Entries taken from a collection:
######
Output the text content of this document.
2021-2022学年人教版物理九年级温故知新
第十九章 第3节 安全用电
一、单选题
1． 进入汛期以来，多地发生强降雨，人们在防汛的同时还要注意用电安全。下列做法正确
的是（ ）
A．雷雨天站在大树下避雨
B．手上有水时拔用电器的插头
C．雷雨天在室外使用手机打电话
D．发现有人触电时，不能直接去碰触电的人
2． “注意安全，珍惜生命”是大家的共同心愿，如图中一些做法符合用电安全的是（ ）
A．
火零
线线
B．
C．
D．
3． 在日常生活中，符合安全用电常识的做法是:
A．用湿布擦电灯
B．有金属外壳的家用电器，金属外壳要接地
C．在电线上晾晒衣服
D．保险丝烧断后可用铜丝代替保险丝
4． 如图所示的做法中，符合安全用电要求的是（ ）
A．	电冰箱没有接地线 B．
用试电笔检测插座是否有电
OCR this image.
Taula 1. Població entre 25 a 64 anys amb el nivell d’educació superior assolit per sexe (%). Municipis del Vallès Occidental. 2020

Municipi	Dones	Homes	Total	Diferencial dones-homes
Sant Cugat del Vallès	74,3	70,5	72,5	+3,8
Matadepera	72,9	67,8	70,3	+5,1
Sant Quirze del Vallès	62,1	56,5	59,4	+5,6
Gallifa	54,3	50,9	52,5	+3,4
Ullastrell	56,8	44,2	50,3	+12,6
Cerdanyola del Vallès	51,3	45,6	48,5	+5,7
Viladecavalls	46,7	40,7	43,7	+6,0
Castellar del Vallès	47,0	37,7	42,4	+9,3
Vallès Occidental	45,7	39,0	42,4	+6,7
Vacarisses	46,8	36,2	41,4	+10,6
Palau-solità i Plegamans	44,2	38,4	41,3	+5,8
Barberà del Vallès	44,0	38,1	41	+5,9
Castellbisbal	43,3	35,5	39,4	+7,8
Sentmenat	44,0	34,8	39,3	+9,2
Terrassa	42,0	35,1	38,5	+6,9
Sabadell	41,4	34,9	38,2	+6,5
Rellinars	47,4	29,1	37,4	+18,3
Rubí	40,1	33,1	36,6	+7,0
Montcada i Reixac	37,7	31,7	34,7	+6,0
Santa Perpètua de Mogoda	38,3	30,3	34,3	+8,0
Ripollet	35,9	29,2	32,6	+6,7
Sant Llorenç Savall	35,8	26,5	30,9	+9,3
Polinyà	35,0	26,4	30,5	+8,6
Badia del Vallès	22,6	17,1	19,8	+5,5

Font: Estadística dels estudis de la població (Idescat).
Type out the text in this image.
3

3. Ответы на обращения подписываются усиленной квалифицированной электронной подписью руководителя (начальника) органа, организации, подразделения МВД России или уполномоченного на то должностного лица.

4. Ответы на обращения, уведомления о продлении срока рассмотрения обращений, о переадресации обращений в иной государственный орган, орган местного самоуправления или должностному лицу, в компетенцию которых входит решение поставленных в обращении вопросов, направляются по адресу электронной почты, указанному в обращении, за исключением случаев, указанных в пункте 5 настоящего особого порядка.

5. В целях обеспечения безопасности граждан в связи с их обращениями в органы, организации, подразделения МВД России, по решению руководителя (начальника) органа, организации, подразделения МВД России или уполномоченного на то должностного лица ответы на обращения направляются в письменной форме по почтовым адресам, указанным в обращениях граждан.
######
> **Aim**:
Look through the material and copy each line that has "электронной".

> **Answer for the task**:
3. Ответы на обращения подписываются усиленной квалифицированной электронной подписью руководителя (начальника) органа, организации, подразделения МВД России или уполномоченного на то должностного лица.
4. Ответы на обращения, уведомления о продлении срока рассмотрения обращений, о переадресации обращений в иной государственный орган, орган местного самоуправления или должностному лицу, в компетенцию которых входит решение поставленных в обращении вопросов, направляются по адресу электронной почты, указанному в обращении, за исключением случаев, указанных в пункте 5 настоящего особого порядка.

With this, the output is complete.